**What is expected:**
Each entry that follows must be output without any deviation.

Dataset listings of figures:
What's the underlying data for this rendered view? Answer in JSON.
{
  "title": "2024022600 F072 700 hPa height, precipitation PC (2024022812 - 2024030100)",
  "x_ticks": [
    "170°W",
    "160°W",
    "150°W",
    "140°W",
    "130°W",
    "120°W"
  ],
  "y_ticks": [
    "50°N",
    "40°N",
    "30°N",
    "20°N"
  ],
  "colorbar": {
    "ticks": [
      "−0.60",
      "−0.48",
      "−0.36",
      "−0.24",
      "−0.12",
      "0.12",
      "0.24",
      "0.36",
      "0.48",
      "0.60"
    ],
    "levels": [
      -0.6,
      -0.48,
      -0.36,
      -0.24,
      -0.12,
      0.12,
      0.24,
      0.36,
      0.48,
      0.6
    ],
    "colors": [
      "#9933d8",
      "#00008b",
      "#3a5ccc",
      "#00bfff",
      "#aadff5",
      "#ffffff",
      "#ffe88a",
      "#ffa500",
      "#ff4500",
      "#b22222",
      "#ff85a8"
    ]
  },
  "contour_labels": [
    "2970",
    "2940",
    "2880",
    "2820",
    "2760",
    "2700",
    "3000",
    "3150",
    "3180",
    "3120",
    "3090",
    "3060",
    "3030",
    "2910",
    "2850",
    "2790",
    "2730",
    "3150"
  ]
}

**The answer:**
What's the underlying data for this rendered view? Answer in JSON.
{
  "title": "2024022600 F072 700 hPa height, precipitation PC (2024022812 - 2024030100)",
  "x_ticks": [
    "170°W",
    "160°W",
    "150°W",
    "140°W",
    "130°W",
    "120°W"
  ],
  "y_ticks": [
    "50°N",
    "40°N",
    "30°N",
    "20°N"
  ],
  "colorbar": {
    "ticks": [
      "−0.60",
      "−0.48",
      "−0.36",
      "−0.24",
      "−0.12",
      "0.12",
      "0.24",
      "0.36",
      "0.48",
      "0.60"
    ],
    "levels": [
      -0.6,
      -0.48,
      -0.36,
      -0.24,
      -0.12,
      0.12,
      0.24,
      0.36,
      0.48,
      0.6
    ],
    "colors": [
      "#9933d8",
      "#00008b",
      "#3a5ccc",
      "#00bfff",
      "#aadff5",
      "#ffffff",
      "#ffe88a",
      "#ffa500",
      "#ff4500",
      "#b22222",
      "#ff85a8"
    ]
  },
  "contour_labels": [
    "2970",
    "2940",
    "2880",
    "2820",
    "2760",
    "2700",
    "3000",
    "3150",
    "3180",
    "3120",
    "3090",
    "3060",
    "3030",
    "2910",
    "2850",
    "2790",
    "2730",
    "3150"
  ]
}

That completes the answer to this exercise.